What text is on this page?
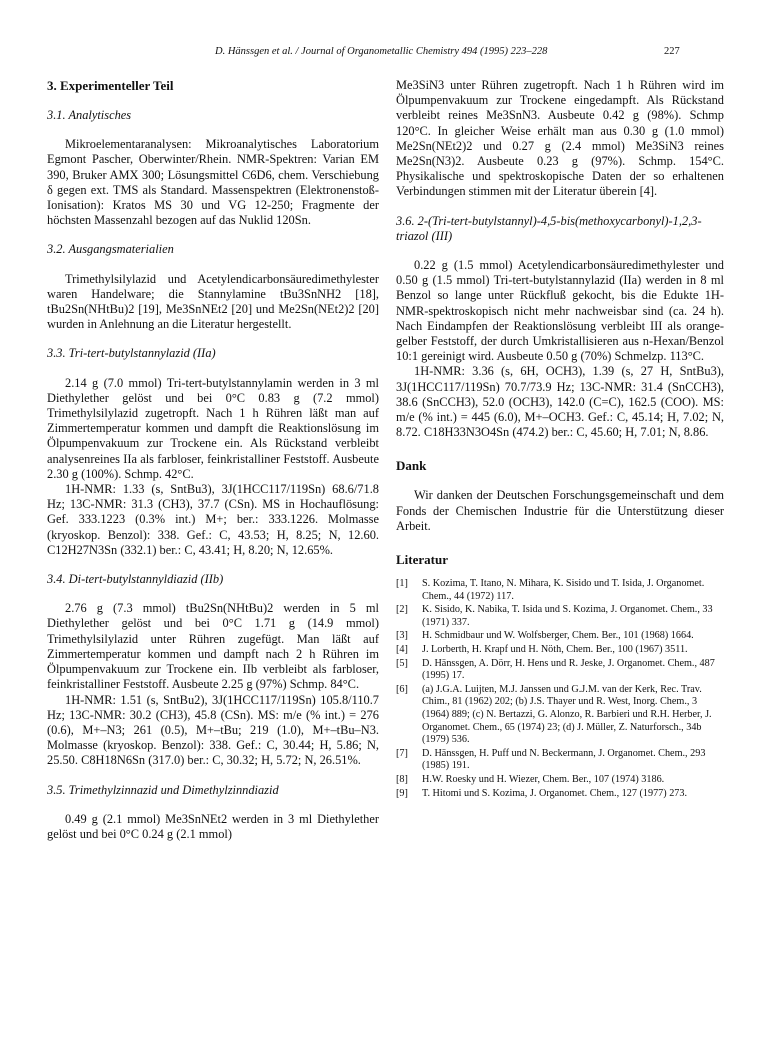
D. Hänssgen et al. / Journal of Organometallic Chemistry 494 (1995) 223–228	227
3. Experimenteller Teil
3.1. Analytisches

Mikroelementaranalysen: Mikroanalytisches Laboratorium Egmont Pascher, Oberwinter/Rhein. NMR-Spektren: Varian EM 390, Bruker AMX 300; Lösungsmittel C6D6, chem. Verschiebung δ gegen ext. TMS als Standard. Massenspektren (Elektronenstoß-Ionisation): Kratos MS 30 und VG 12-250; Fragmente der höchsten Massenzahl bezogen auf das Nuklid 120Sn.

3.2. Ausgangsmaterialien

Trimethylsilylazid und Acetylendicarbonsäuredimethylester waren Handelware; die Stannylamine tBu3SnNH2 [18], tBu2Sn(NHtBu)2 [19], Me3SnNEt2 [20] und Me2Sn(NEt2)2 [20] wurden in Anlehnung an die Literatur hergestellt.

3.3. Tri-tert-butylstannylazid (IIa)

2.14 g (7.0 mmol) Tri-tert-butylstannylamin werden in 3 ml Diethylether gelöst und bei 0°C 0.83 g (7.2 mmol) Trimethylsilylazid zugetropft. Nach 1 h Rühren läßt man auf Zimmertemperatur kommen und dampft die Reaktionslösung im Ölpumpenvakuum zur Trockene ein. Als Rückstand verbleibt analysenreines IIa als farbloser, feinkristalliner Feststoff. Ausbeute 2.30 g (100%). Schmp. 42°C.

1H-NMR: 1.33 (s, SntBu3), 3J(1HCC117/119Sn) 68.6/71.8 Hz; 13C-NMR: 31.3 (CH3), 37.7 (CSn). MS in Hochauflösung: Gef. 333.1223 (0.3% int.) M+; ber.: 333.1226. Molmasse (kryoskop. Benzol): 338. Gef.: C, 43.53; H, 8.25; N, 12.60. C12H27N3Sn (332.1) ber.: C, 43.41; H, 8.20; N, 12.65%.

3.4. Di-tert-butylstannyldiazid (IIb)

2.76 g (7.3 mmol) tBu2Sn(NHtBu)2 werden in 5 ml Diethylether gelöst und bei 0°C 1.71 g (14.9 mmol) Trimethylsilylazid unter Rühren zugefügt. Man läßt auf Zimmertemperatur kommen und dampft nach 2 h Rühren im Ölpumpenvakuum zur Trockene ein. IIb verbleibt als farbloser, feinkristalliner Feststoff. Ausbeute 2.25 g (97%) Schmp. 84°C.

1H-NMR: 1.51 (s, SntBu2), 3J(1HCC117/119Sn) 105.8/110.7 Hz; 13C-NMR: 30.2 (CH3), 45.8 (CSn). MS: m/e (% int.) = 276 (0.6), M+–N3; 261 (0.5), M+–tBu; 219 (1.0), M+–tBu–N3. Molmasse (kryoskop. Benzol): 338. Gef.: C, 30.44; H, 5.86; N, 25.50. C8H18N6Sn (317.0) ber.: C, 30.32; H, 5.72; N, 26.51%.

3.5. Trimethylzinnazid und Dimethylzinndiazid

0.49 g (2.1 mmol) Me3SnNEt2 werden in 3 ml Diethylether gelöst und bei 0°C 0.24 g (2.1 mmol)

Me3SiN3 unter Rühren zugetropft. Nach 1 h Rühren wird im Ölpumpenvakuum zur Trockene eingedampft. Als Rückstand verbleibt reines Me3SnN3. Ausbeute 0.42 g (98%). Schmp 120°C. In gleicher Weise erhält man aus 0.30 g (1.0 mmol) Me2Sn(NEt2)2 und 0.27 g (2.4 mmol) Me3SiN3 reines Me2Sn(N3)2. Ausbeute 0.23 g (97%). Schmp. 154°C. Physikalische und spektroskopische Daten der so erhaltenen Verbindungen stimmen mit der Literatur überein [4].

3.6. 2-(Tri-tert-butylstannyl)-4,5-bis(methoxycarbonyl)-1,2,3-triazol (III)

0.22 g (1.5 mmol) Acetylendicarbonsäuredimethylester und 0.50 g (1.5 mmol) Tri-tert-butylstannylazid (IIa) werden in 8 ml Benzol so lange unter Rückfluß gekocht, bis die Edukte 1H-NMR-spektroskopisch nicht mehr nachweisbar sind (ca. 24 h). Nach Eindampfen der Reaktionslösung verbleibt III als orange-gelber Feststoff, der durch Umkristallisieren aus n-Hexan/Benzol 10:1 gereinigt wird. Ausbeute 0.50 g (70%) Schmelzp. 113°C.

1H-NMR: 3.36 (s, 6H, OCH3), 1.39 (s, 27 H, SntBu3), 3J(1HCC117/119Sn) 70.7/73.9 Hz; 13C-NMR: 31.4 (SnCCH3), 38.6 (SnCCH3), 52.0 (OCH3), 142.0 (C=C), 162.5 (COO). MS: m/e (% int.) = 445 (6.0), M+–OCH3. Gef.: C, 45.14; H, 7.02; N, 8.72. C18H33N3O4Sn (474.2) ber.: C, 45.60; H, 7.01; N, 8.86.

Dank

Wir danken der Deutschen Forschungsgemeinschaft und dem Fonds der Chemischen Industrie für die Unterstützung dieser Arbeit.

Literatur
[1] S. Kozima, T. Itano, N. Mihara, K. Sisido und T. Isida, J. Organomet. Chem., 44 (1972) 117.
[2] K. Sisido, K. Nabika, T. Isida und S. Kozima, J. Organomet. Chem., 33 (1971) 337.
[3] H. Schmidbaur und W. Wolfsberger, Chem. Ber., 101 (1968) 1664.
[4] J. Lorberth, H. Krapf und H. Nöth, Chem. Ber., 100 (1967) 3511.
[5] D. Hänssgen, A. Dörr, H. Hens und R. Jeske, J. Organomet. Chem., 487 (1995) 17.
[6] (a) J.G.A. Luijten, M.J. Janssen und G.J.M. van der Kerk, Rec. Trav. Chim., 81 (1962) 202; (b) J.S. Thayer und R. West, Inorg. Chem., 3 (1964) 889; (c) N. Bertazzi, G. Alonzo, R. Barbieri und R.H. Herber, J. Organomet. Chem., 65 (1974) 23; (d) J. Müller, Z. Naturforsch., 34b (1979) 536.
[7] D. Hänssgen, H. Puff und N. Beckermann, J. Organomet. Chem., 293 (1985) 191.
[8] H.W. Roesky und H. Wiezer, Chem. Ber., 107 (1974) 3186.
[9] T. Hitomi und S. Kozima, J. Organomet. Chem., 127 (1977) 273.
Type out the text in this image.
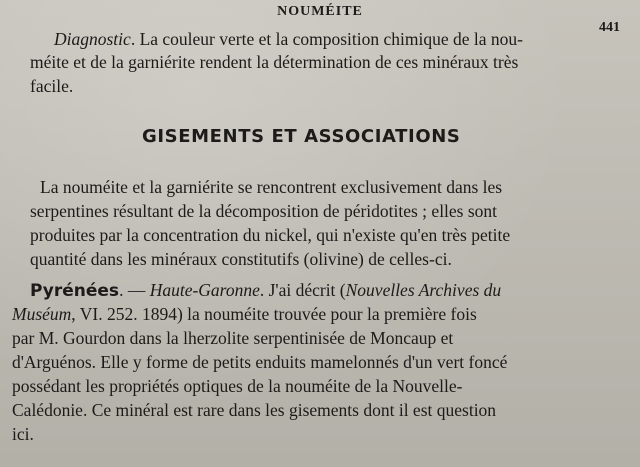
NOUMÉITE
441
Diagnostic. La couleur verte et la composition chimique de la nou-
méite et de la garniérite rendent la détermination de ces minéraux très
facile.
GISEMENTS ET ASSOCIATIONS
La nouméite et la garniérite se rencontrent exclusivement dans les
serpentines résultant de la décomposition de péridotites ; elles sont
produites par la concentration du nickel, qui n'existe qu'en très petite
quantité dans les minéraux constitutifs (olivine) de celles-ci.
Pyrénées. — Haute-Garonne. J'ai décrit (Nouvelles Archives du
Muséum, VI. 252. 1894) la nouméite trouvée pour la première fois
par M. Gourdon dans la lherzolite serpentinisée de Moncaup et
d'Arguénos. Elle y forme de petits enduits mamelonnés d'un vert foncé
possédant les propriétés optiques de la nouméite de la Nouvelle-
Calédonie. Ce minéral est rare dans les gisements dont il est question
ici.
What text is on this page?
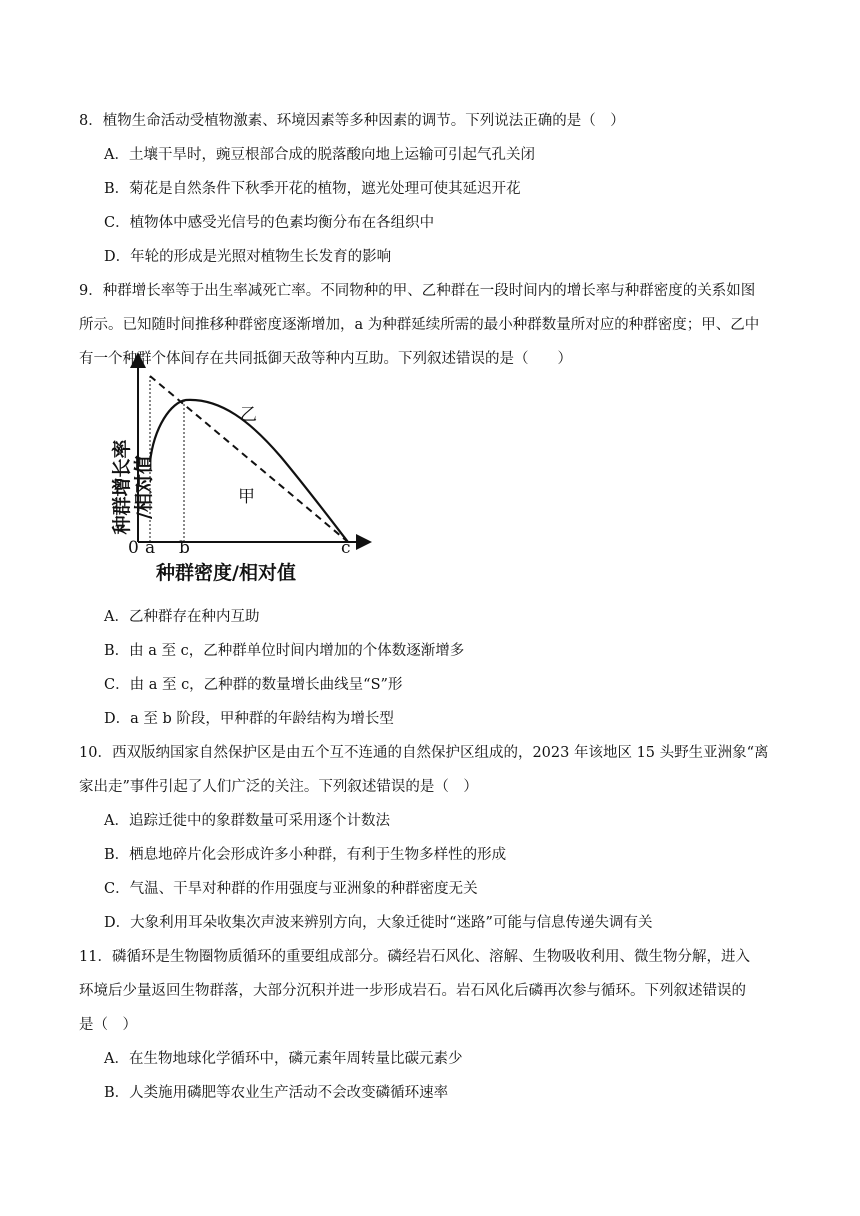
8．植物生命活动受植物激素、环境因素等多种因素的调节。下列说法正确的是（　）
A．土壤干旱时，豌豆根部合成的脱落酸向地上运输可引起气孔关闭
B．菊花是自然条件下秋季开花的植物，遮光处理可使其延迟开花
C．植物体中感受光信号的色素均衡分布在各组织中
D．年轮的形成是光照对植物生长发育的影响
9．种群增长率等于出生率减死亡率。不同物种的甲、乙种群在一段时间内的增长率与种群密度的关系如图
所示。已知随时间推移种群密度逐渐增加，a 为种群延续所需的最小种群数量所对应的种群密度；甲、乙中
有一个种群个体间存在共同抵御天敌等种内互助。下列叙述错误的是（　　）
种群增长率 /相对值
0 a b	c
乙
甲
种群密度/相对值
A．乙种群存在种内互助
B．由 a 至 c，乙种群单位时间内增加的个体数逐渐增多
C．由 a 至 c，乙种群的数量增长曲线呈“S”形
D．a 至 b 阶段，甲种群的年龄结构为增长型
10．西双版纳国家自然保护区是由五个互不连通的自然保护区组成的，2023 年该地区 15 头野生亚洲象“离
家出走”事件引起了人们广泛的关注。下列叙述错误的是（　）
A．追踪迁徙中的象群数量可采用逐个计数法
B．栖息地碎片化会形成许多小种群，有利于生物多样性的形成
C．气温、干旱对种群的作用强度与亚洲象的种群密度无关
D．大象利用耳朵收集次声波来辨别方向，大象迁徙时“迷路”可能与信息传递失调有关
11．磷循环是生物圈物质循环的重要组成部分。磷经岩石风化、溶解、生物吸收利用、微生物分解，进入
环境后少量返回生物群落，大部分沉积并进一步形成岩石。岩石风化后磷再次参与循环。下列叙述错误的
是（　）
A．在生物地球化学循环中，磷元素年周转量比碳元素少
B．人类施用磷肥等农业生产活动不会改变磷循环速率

• [Stated exercise]: Look through the listing and extract every line with "feinkristalliner" in it.

• [Reply]:
2.14 g (7.0 mmol) Tri-tert-butylstannylamin werden in 3 ml Diethylether gelöst und bei 0°C 0.83 g (7.2 mmol) Trimethylsilylazid zugetropft. Nach 1 h Rühren läßt man auf Zimmertemperatur kommen und dampft die Reaktionslösung im Ölpumpenvakuum zur Trockene ein. Als Rückstand verbleibt analysenreines IIa als farbloser, feinkristalliner Feststoff. Ausbeute 2.30 g (100%). Schmp. 42°C.
2.76 g (7.3 mmol) tBu2Sn(NHtBu)2 werden in 5 ml Diethylether gelöst und bei 0°C 1.71 g (14.9 mmol) Trimethylsilylazid unter Rühren zugefügt. Man läßt auf Zimmertemperatur kommen und dampft nach 2 h Rühren im Ölpumpenvakuum zur Trockene ein. IIb verbleibt als farbloser, feinkristalliner Feststoff. Ausbeute 2.25 g (97%) Schmp. 84°C.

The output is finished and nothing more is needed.